→ **INSTRUCTION**:
Locate all lines in the data below that hold "text" and show them.

→ **EXERCISE MATERIALS**:
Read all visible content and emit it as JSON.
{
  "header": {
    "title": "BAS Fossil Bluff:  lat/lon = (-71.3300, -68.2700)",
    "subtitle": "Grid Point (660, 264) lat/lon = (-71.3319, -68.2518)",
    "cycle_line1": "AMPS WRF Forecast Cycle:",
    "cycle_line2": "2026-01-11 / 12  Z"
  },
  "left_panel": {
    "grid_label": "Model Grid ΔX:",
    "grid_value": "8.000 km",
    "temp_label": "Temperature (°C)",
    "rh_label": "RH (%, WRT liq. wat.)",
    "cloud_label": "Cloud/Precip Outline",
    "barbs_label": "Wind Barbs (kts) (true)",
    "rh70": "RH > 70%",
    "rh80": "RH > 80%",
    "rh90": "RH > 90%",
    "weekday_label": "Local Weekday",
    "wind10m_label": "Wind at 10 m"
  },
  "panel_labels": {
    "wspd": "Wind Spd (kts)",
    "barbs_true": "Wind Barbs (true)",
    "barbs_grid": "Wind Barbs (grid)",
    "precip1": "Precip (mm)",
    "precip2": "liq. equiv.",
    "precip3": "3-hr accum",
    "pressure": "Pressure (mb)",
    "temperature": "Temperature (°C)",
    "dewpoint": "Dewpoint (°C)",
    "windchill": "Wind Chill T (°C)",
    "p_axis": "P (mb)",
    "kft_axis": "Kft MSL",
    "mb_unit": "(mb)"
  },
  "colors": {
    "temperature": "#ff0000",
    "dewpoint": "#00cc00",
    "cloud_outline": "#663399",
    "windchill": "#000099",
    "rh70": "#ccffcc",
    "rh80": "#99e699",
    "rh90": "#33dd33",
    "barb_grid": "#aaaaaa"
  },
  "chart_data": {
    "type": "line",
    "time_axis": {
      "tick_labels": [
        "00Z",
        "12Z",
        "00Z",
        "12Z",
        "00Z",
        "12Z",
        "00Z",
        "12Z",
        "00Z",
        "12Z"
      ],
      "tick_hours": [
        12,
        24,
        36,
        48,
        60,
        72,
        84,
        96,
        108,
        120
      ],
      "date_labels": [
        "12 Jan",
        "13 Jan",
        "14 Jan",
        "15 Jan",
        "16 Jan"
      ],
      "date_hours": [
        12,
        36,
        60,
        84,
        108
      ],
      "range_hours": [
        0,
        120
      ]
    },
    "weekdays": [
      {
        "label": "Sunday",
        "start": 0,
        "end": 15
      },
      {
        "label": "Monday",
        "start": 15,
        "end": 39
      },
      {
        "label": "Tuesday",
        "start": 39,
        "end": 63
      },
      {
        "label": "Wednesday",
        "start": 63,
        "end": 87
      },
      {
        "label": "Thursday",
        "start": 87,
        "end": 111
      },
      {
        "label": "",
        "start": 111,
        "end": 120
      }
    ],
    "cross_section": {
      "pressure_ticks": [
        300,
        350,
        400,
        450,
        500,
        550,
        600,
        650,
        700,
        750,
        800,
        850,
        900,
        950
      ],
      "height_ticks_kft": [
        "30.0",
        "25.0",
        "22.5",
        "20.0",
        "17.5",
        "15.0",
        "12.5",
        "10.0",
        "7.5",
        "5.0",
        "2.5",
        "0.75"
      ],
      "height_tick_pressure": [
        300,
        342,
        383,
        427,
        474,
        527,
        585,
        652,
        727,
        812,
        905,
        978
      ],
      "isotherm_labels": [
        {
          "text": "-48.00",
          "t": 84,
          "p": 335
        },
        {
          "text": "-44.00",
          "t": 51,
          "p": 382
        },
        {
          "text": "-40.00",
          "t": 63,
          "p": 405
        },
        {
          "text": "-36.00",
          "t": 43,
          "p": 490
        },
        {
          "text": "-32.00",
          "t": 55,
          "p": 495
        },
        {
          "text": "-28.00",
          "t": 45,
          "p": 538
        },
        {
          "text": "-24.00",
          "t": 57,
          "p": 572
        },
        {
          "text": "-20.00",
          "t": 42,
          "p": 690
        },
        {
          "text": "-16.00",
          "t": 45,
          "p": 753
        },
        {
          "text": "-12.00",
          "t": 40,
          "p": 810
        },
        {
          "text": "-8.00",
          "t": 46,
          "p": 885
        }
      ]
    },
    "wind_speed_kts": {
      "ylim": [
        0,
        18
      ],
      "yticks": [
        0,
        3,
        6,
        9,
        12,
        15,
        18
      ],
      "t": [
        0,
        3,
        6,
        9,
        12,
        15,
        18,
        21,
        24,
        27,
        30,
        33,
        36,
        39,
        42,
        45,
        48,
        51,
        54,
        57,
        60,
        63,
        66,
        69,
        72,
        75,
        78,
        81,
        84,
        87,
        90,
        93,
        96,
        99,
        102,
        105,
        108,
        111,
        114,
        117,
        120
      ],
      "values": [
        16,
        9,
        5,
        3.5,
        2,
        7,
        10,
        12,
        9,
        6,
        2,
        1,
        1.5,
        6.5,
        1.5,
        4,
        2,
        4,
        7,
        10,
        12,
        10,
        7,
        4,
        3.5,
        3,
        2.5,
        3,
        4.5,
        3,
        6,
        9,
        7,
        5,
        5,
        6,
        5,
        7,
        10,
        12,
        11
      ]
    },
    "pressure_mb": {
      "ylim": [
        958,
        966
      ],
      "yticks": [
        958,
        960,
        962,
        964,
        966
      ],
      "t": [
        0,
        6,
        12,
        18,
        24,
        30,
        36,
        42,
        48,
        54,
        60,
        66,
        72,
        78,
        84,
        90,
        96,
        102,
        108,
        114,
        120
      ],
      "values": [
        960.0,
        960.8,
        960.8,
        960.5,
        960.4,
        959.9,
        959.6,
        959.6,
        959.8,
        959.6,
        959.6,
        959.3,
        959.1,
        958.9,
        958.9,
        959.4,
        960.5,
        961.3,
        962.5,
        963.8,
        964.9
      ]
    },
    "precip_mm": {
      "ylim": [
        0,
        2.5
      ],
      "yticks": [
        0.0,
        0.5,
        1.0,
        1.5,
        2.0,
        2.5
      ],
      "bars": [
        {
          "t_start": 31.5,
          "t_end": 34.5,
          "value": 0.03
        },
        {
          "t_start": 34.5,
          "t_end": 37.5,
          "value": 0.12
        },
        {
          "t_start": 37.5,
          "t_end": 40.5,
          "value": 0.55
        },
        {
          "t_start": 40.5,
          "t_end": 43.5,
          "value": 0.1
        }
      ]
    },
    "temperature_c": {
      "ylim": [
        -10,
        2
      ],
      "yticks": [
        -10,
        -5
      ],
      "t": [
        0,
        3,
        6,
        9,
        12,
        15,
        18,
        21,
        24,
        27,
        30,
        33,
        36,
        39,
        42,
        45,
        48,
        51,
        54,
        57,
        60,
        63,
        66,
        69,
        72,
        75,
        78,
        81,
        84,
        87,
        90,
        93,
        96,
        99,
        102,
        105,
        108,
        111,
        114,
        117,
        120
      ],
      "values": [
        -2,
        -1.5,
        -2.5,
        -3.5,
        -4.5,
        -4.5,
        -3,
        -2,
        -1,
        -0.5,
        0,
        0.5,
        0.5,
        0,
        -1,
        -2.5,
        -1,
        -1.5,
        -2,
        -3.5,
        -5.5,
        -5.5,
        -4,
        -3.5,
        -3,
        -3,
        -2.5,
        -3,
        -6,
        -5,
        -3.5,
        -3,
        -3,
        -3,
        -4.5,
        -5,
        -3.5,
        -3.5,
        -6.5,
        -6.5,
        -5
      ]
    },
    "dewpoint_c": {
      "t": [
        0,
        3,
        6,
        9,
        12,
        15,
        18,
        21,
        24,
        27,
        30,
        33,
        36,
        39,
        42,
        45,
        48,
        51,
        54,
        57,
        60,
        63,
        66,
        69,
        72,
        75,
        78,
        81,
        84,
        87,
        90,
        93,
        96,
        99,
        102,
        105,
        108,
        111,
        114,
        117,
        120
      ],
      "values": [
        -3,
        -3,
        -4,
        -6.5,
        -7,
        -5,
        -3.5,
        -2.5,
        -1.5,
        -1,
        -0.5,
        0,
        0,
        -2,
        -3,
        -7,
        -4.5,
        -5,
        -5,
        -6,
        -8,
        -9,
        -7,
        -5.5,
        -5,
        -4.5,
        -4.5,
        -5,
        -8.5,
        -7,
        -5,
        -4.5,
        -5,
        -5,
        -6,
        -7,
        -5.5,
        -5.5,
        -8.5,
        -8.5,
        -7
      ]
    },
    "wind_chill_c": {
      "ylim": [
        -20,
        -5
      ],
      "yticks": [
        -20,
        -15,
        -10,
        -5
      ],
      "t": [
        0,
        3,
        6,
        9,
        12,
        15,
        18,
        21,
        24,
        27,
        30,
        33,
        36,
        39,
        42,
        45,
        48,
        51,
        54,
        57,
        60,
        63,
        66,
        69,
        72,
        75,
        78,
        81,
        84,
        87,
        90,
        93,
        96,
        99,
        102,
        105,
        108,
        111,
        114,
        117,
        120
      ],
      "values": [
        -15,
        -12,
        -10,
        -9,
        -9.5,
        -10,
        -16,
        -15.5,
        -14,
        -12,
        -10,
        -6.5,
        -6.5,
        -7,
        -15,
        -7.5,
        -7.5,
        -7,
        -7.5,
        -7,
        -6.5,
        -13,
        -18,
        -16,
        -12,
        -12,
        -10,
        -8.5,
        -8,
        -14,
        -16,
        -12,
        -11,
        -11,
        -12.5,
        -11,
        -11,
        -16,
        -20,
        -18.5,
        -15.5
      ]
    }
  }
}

→ **RESPONSE FOR THIS EXERCISE**:
          "text": "-48.00",
          "text": "-44.00",
          "text": "-40.00",
          "text": "-36.00",
          "text": "-32.00",
          "text": "-28.00",
          "text": "-24.00",
          "text": "-20.00",
          "text": "-16.00",
          "text": "-12.00",
          "text": "-8.00",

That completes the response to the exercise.